**The request**
Output exactly the lines from the line with "Give me a plain-text" through the end of the records below. Include nothing else.
** BEGIN Records supplied **
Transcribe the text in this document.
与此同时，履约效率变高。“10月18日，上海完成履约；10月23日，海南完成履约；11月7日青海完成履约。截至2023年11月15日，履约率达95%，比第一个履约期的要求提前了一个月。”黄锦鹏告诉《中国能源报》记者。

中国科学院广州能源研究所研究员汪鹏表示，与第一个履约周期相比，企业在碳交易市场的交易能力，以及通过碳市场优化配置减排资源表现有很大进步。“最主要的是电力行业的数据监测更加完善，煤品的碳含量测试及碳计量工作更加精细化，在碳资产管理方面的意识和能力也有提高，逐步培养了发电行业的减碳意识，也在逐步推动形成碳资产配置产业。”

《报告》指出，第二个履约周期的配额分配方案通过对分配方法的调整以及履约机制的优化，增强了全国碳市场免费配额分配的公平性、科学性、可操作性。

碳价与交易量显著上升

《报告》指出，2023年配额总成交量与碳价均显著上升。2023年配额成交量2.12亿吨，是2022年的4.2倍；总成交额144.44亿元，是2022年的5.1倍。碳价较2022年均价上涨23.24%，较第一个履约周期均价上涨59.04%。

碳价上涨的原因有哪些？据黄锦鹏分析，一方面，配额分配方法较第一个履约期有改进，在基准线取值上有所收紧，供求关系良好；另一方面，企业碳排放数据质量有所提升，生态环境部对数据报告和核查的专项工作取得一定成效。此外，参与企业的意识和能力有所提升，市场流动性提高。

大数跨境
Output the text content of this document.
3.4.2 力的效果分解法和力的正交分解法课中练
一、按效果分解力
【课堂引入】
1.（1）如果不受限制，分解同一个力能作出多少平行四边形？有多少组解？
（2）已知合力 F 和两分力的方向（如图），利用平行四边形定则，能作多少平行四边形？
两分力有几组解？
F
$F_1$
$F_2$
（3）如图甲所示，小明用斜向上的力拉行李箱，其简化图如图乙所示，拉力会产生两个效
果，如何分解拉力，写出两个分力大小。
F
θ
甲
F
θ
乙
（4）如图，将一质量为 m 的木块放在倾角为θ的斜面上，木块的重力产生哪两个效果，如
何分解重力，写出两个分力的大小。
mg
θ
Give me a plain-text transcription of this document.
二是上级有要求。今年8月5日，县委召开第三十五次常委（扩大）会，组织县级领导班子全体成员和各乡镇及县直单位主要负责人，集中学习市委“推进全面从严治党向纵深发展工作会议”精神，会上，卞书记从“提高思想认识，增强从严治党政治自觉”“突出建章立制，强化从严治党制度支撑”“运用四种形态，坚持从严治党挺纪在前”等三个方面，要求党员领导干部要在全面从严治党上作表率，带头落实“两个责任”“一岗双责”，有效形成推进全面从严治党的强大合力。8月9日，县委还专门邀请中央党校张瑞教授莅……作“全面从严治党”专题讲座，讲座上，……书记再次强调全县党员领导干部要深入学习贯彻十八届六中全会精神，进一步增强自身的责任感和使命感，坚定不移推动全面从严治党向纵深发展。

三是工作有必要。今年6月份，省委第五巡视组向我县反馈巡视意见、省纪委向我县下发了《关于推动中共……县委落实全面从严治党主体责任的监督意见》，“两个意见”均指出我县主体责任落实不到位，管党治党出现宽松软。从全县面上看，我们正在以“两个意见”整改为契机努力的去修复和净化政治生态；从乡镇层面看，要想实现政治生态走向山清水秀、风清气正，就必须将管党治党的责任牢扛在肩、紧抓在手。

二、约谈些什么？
** END Records supplied **
**Task solution**
Give me a plain-text transcription of this document.
二是上级有要求。今年8月5日，县委召开第三十五次常委（扩大）会，组织县级领导班子全体成员和各乡镇及县直单位主要负责人，集中学习市委“推进全面从严治党向纵深发展工作会议”精神，会上，卞书记从“提高思想认识，增强从严治党政治自觉”“突出建章立制，强化从严治党制度支撑”“运用四种形态，坚持从严治党挺纪在前”等三个方面，要求党员领导干部要在全面从严治党上作表率，带头落实“两个责任”“一岗双责”，有效形成推进全面从严治党的强大合力。8月9日，县委还专门邀请中央党校张瑞教授莅……作“全面从严治党”专题讲座，讲座上，……书记再次强调全县党员领导干部要深入学习贯彻十八届六中全会精神，进一步增强自身的责任感和使命感，坚定不移推动全面从严治党向纵深发展。

三是工作有必要。今年6月份，省委第五巡视组向我县反馈巡视意见、省纪委向我县下发了《关于推动中共……县委落实全面从严治党主体责任的监督意见》，“两个意见”均指出我县主体责任落实不到位，管党治党出现宽松软。从全县面上看，我们正在以“两个意见”整改为契机努力的去修复和净化政治生态；从乡镇层面看，要想实现政治生态走向山清水秀、风清气正，就必须将管党治党的责任牢扛在肩、紧抓在手。

二、约谈些什么？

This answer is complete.